(Required work): Write out the material exactly, without any of its pictures.

(Entries provided):
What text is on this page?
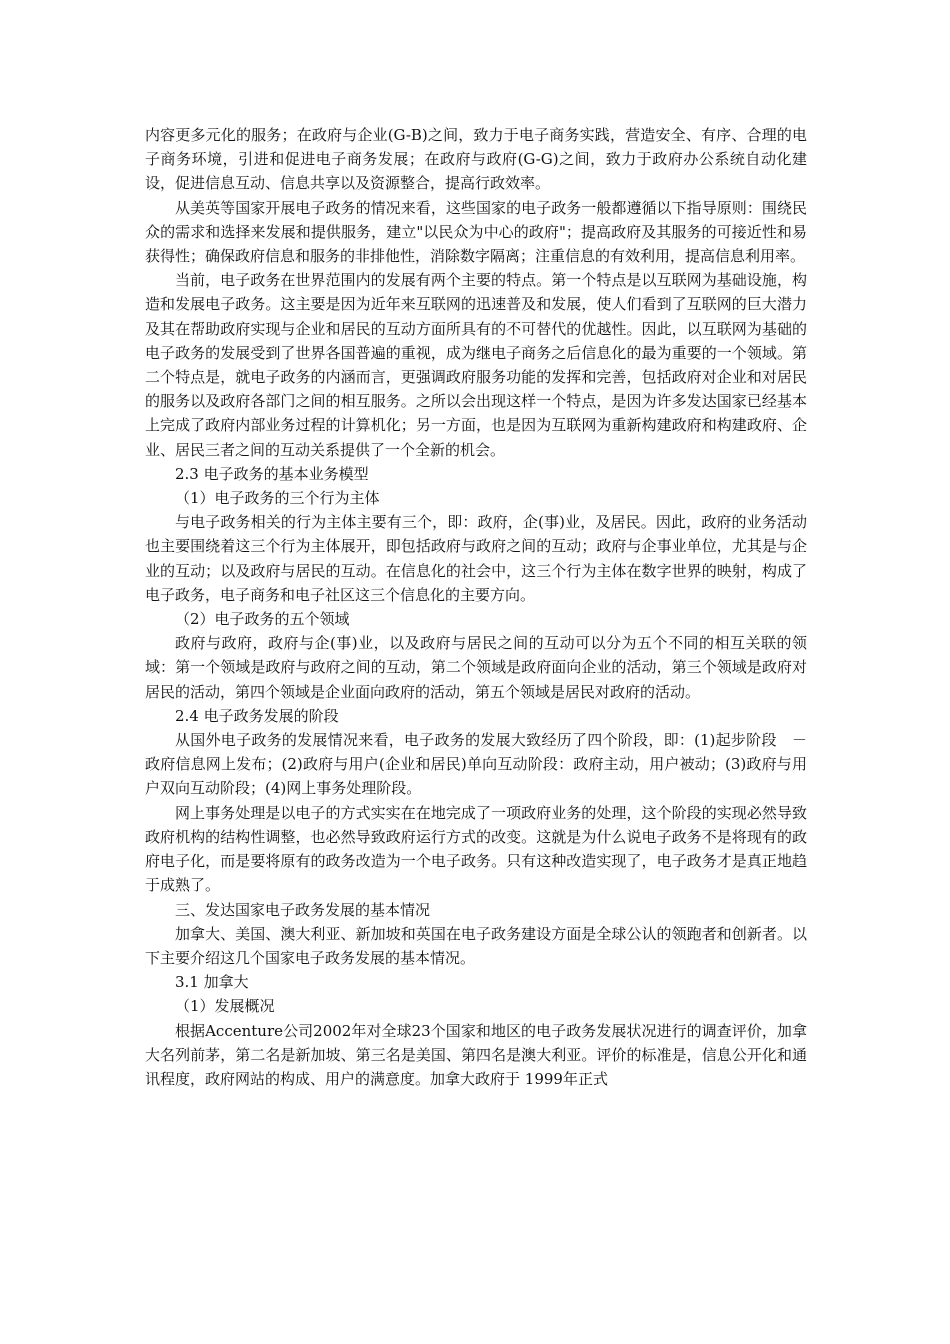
内容更多元化的服务；在政府与企业(G-B)之间，致力于电子商务实践，营造安全、有序、合理的电子商务环境，引进和促进电子商务发展；在政府与政府(G-G)之间，致力于政府办公系统自动化建设，促进信息互动、信息共享以及资源整合，提高行政效率。

从美英等国家开展电子政务的情况来看，这些国家的电子政务一般都遵循以下指导原则：围绕民众的需求和选择来发展和提供服务，建立"以民众为中心的政府"；提高政府及其服务的可接近性和易获得性；确保政府信息和服务的非排他性，消除数字隔离；注重信息的有效利用，提高信息利用率。

当前，电子政务在世界范围内的发展有两个主要的特点。第一个特点是以互联网为基础设施，构造和发展电子政务。这主要是因为近年来互联网的迅速普及和发展，使人们看到了互联网的巨大潜力及其在帮助政府实现与企业和居民的互动方面所具有的不可替代的优越性。因此，以互联网为基础的电子政务的发展受到了世界各国普遍的重视，成为继电子商务之后信息化的最为重要的一个领域。第二个特点是，就电子政务的内涵而言，更强调政府服务功能的发挥和完善，包括政府对企业和对居民的服务以及政府各部门之间的相互服务。之所以会出现这样一个特点，是因为许多发达国家已经基本上完成了政府内部业务过程的计算机化；另一方面，也是因为互联网为重新构建政府和构建政府、企业、居民三者之间的互动关系提供了一个全新的机会。

2.3 电子政务的基本业务模型

（1）电子政务的三个行为主体

与电子政务相关的行为主体主要有三个，即：政府，企(事)业，及居民。因此，政府的业务活动也主要围绕着这三个行为主体展开，即包括政府与政府之间的互动；政府与企事业单位，尤其是与企业的互动；以及政府与居民的互动。在信息化的社会中，这三个行为主体在数字世界的映射，构成了电子政务，电子商务和电子社区这三个信息化的主要方向。

（2）电子政务的五个领域

政府与政府，政府与企(事)业，以及政府与居民之间的互动可以分为五个不同的相互关联的领域：第一个领域是政府与政府之间的互动，第二个领域是政府面向企业的活动，第三个领域是政府对居民的活动，第四个领域是企业面向政府的活动，第五个领域是居民对政府的活动。

2.4 电子政务发展的阶段

从国外电子政务的发展情况来看，电子政务的发展大致经历了四个阶段，即：(1)起步阶段　－　政府信息网上发布；(2)政府与用户(企业和居民)单向互动阶段：政府主动，用户被动；(3)政府与用户双向互动阶段；(4)网上事务处理阶段。

网上事务处理是以电子的方式实实在在地完成了一项政府业务的处理，这个阶段的实现必然导致政府机构的结构性调整，也必然导致政府运行方式的改变。这就是为什么说电子政务不是将现有的政府电子化，而是要将原有的政务改造为一个电子政务。只有这种改造实现了，电子政务才是真正地趋于成熟了。

三、发达国家电子政务发展的基本情况

加拿大、美国、澳大利亚、新加坡和英国在电子政务建设方面是全球公认的领跑者和创新者。以下主要介绍这几个国家电子政务发展的基本情况。

3.1 加拿大

（1）发展概况

根据Accenture公司2002年对全球23个国家和地区的电子政务发展状况进行的调查评价，加拿大名列前茅，第二名是新加坡、第三名是美国、第四名是澳大利亚。评价的标准是，信息公开化和通讯程度，政府网站的构成、用户的满意度。加拿大政府于 1999年正式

(Final result):
What text is on this page?
内容更多元化的服务；在政府与企业(G-B)之间，致力于电子商务实践，营造安全、有序、合理的电子商务环境，引进和促进电子商务发展；在政府与政府(G-G)之间，致力于政府办公系统自动化建设，促进信息互动、信息共享以及资源整合，提高行政效率。

从美英等国家开展电子政务的情况来看，这些国家的电子政务一般都遵循以下指导原则：围绕民众的需求和选择来发展和提供服务，建立"以民众为中心的政府"；提高政府及其服务的可接近性和易获得性；确保政府信息和服务的非排他性，消除数字隔离；注重信息的有效利用，提高信息利用率。

当前，电子政务在世界范围内的发展有两个主要的特点。第一个特点是以互联网为基础设施，构造和发展电子政务。这主要是因为近年来互联网的迅速普及和发展，使人们看到了互联网的巨大潜力及其在帮助政府实现与企业和居民的互动方面所具有的不可替代的优越性。因此，以互联网为基础的电子政务的发展受到了世界各国普遍的重视，成为继电子商务之后信息化的最为重要的一个领域。第二个特点是，就电子政务的内涵而言，更强调政府服务功能的发挥和完善，包括政府对企业和对居民的服务以及政府各部门之间的相互服务。之所以会出现这样一个特点，是因为许多发达国家已经基本上完成了政府内部业务过程的计算机化；另一方面，也是因为互联网为重新构建政府和构建政府、企业、居民三者之间的互动关系提供了一个全新的机会。

2.3 电子政务的基本业务模型

（1）电子政务的三个行为主体

与电子政务相关的行为主体主要有三个，即：政府，企(事)业，及居民。因此，政府的业务活动也主要围绕着这三个行为主体展开，即包括政府与政府之间的互动；政府与企事业单位，尤其是与企业的互动；以及政府与居民的互动。在信息化的社会中，这三个行为主体在数字世界的映射，构成了电子政务，电子商务和电子社区这三个信息化的主要方向。

（2）电子政务的五个领域

政府与政府，政府与企(事)业，以及政府与居民之间的互动可以分为五个不同的相互关联的领域：第一个领域是政府与政府之间的互动，第二个领域是政府面向企业的活动，第三个领域是政府对居民的活动，第四个领域是企业面向政府的活动，第五个领域是居民对政府的活动。

2.4 电子政务发展的阶段

从国外电子政务的发展情况来看，电子政务的发展大致经历了四个阶段，即：(1)起步阶段　－　政府信息网上发布；(2)政府与用户(企业和居民)单向互动阶段：政府主动，用户被动；(3)政府与用户双向互动阶段；(4)网上事务处理阶段。

网上事务处理是以电子的方式实实在在地完成了一项政府业务的处理，这个阶段的实现必然导致政府机构的结构性调整，也必然导致政府运行方式的改变。这就是为什么说电子政务不是将现有的政府电子化，而是要将原有的政务改造为一个电子政务。只有这种改造实现了，电子政务才是真正地趋于成熟了。

三、发达国家电子政务发展的基本情况

加拿大、美国、澳大利亚、新加坡和英国在电子政务建设方面是全球公认的领跑者和创新者。以下主要介绍这几个国家电子政务发展的基本情况。

3.1 加拿大

（1）发展概况

根据Accenture公司2002年对全球23个国家和地区的电子政务发展状况进行的调查评价，加拿大名列前茅，第二名是新加坡、第三名是美国、第四名是澳大利亚。评价的标准是，信息公开化和通讯程度，政府网站的构成、用户的满意度。加拿大政府于 1999年正式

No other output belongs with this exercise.